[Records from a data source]

+ + +

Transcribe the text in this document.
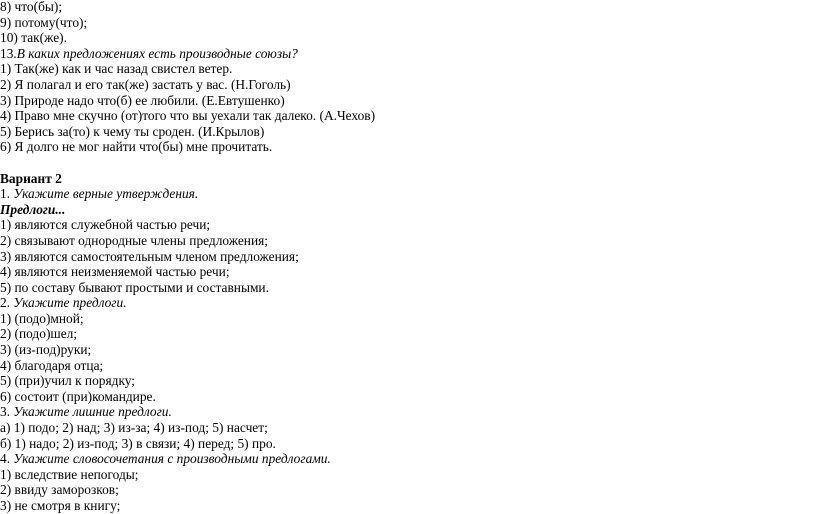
8) что(бы);
9) потому(что);
10) так(же).
13.В каких предложениях есть производные союзы?
1) Так(же) как и час назад свистел ветер.
2) Я полагал и его так(же) застать у вас. (Н.Гоголь)
3) Природе надо что(б) ее любили. (Е.Евтушенко)
4) Право мне скучно (от)того что вы уехали так далеко. (А.Чехов)
5) Берись за(то) к чему ты сроден. (И.Крылов)
6) Я долго не мог найти что(бы) мне прочитать.
Вариант 2
1. Укажите верные утверждения.
Предлоги...
1) являются служебной частью речи;
2) связывают однородные члены предложения;
3) являются самостоятельным членом предложения;
4) являются неизменяемой частью речи;
5) по составу бывают простыми и составными.
2. Укажите предлоги.
1) (подо)мной;
2) (подо)шел;
3) (из-под)руки;
4) благодаря отца;
5) (при)учил к порядку;
6) состоит (при)командире.
3. Укажите лишние предлоги.
а) 1) подо; 2) над; 3) из-за; 4) из-под; 5) насчет;
б) 1) надо; 2) из-под; 3) в связи; 4) перед; 5) про.
4. Укажите словосочетания с производными предлогами.
1) вследствие непогоды;
2) ввиду заморозков;
3) не смотря в книгу;
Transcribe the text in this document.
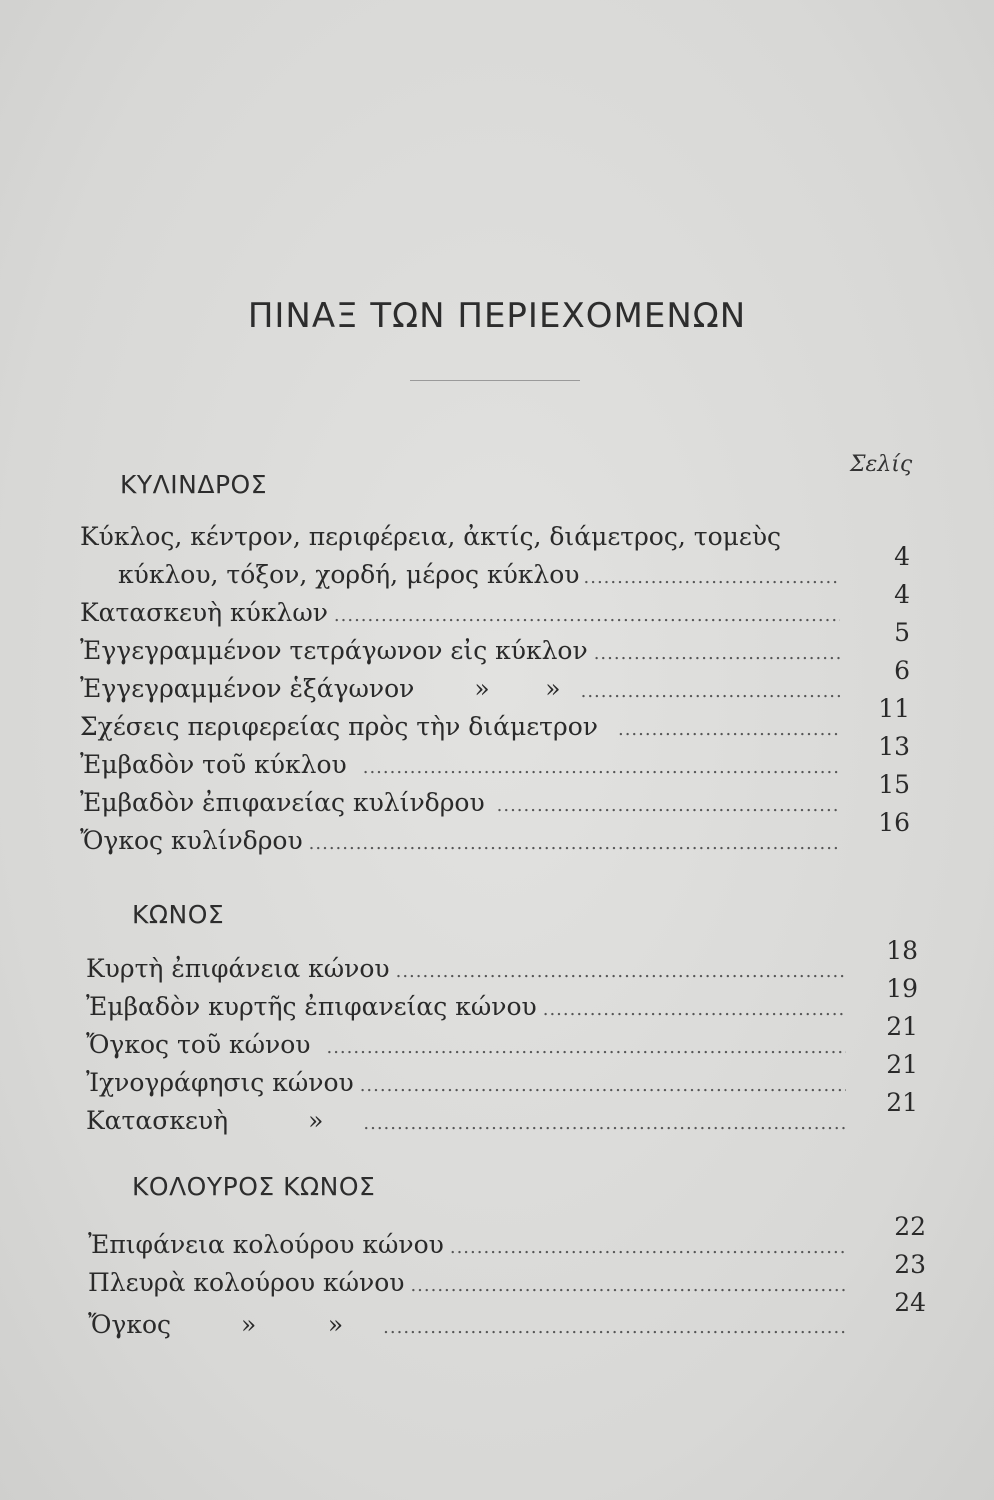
ΠΙΝΑΞ ΤΩΝ ΠΕΡΙΕΧΟΜΕΝΩΝ
Σελίς
ΚΥΛΙΝΔΡΟΣ
Κύκλος, κέντρον, περιφέρεια, ἀκτίς, διάμετρος, τομεὺς
κύκλου, τόξον, χορδή, μέρος κύκλου
.....
4
Κατασκευὴ κύκλων
.....
4
Ἐγγεγραμμένον τετράγωνον εἰς κύκλον
.....
5
Ἐγγεγραμμένον ἑξάγωνον »       »
.....
6
Σχέσεις περιφερείας πρὸς τὴν διάμετρον
.....
11
Ἐμβαδὸν τοῦ κύκλου
.....
13
Ἐμβαδὸν ἐπιφανείας κυλίνδρου
.....
15
Ὄγκος κυλίνδρου
.....
16
ΚΩΝΟΣ
Κυρτὴ ἐπιφάνεια κώνου
.....
18
Ἐμβαδὸν κυρτῆς ἐπιφανείας κώνου
.....
19
Ὄγκος τοῦ κώνου
.....
21
Ἰχνογράφησις κώνου
.....
21
Κατασκευὴ	»
.....
21
ΚΟΛΟΥΡΟΣ ΚΩΝΟΣ
Ἐπιφάνεια κολούρου κώνου
.....
22
Πλευρὰ κολούρου κώνου
.....
23
Ὄγκος	»         »
.....
24
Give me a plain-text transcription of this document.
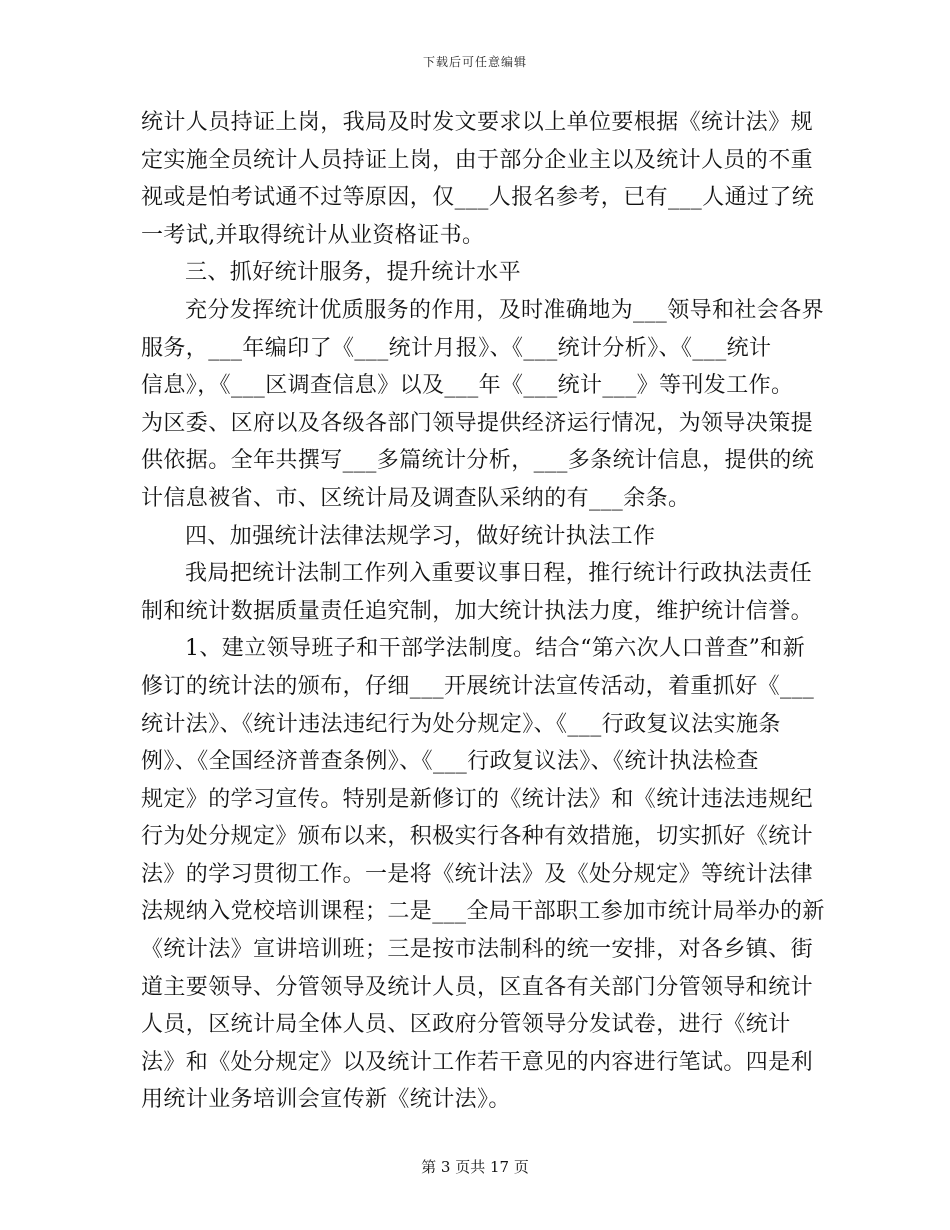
下载后可任意编辑
统计人员持证上岗，我局及时发文要求以上单位要根据《统计法》规
定实施全员统计人员持证上岗，由于部分企业主以及统计人员的不重
视或是怕考试通不过等原因，仅___人报名参考，已有___人通过了统
一考试,并取得统计从业资格证书。
三、抓好统计服务，提升统计水平
充分发挥统计优质服务的作用，及时准确地为___领导和社会各界
服务，___年编印了《___统计月报》、《___统计分析》、《___统计
信息》，《___区调查信息》以及___年《___统计___》等刊发工作。
为区委、区府以及各级各部门领导提供经济运行情况，为领导决策提
供依据。全年共撰写___多篇统计分析，___多条统计信息，提供的统
计信息被省、市、区统计局及调查队采纳的有___余条。
四、加强统计法律法规学习，做好统计执法工作
我局把统计法制工作列入重要议事日程，推行统计行政执法责任
制和统计数据质量责任追究制，加大统计执法力度，维护统计信誉。
1、建立领导班子和干部学法制度。结合“第六次人口普查”和新
修订的统计法的颁布，仔细___开展统计法宣传活动，着重抓好《___
统计法》、《统计违法违纪行为处分规定》、《___行政复议法实施条
例》、《全国经济普查条例》、《___行政复议法》、《统计执法检查
规定》的学习宣传。特别是新修订的《统计法》和《统计违法违规纪
行为处分规定》颁布以来，积极实行各种有效措施，切实抓好《统计
法》的学习贯彻工作。一是将《统计法》及《处分规定》等统计法律
法规纳入党校培训课程；二是___全局干部职工参加市统计局举办的新
《统计法》宣讲培训班；三是按市法制科的统一安排，对各乡镇、街
道主要领导、分管领导及统计人员，区直各有关部门分管领导和统计
人员，区统计局全体人员、区政府分管领导分发试卷，进行《统计
法》和《处分规定》以及统计工作若干意见的内容进行笔试。四是利
用统计业务培训会宣传新《统计法》。
第 3 页共 17 页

+ + +

### Goal
Locate the word "κώνου" in the entries, and copy every line where it is found.

### Task output
Κυρτὴ ἐπιφάνεια κώνου
Ἐμβαδὸν κυρτῆς ἐπιφανείας κώνου
Ὄγκος τοῦ κώνου
Ἰχνογράφησις κώνου
Ἐπιφάνεια κολούρου κώνου
Πλευρὰ κολούρου κώνου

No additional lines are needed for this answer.